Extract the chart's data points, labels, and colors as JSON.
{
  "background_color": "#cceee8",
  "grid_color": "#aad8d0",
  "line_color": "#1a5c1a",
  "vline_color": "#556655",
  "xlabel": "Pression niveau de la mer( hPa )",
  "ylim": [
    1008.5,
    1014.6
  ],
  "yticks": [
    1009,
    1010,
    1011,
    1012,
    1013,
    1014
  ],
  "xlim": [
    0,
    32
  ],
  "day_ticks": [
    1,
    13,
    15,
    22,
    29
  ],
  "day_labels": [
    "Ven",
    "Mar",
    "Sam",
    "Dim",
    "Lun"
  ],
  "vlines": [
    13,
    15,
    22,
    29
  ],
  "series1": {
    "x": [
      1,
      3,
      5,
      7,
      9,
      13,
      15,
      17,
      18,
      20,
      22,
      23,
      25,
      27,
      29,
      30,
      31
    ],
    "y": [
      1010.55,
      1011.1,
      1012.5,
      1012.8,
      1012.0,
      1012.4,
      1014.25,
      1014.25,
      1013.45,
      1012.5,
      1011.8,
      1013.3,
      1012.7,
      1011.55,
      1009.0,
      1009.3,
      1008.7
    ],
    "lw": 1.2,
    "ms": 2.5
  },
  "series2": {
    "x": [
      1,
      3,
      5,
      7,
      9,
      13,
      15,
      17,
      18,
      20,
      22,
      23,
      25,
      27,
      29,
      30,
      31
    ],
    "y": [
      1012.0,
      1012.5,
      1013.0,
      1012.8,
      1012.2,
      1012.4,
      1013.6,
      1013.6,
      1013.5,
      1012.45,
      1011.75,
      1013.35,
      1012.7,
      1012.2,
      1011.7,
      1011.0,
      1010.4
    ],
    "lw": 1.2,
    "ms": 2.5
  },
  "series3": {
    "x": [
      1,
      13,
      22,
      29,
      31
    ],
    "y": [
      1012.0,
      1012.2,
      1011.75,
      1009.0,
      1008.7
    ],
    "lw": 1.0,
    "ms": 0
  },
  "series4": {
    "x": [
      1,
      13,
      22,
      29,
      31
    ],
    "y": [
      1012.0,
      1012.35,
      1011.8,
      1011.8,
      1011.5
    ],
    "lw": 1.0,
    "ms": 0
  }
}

####################

**THE TASK:** Transcribe the whole listing with nothing added or left out.

**TASK ANSWER:**
Extract the chart's data points, labels, and colors as JSON.
{
  "background_color": "#cceee8",
  "grid_color": "#aad8d0",
  "line_color": "#1a5c1a",
  "vline_color": "#556655",
  "xlabel": "Pression niveau de la mer( hPa )",
  "ylim": [
    1008.5,
    1014.6
  ],
  "yticks": [
    1009,
    1010,
    1011,
    1012,
    1013,
    1014
  ],
  "xlim": [
    0,
    32
  ],
  "day_ticks": [
    1,
    13,
    15,
    22,
    29
  ],
  "day_labels": [
    "Ven",
    "Mar",
    "Sam",
    "Dim",
    "Lun"
  ],
  "vlines": [
    13,
    15,
    22,
    29
  ],
  "series1": {
    "x": [
      1,
      3,
      5,
      7,
      9,
      13,
      15,
      17,
      18,
      20,
      22,
      23,
      25,
      27,
      29,
      30,
      31
    ],
    "y": [
      1010.55,
      1011.1,
      1012.5,
      1012.8,
      1012.0,
      1012.4,
      1014.25,
      1014.25,
      1013.45,
      1012.5,
      1011.8,
      1013.3,
      1012.7,
      1011.55,
      1009.0,
      1009.3,
      1008.7
    ],
    "lw": 1.2,
    "ms": 2.5
  },
  "series2": {
    "x": [
      1,
      3,
      5,
      7,
      9,
      13,
      15,
      17,
      18,
      20,
      22,
      23,
      25,
      27,
      29,
      30,
      31
    ],
    "y": [
      1012.0,
      1012.5,
      1013.0,
      1012.8,
      1012.2,
      1012.4,
      1013.6,
      1013.6,
      1013.5,
      1012.45,
      1011.75,
      1013.35,
      1012.7,
      1012.2,
      1011.7,
      1011.0,
      1010.4
    ],
    "lw": 1.2,
    "ms": 2.5
  },
  "series3": {
    "x": [
      1,
      13,
      22,
      29,
      31
    ],
    "y": [
      1012.0,
      1012.2,
      1011.75,
      1009.0,
      1008.7
    ],
    "lw": 1.0,
    "ms": 0
  },
  "series4": {
    "x": [
      1,
      13,
      22,
      29,
      31
    ],
    "y": [
      1012.0,
      1012.35,
      1011.8,
      1011.8,
      1011.5
    ],
    "lw": 1.0,
    "ms": 0
  }
}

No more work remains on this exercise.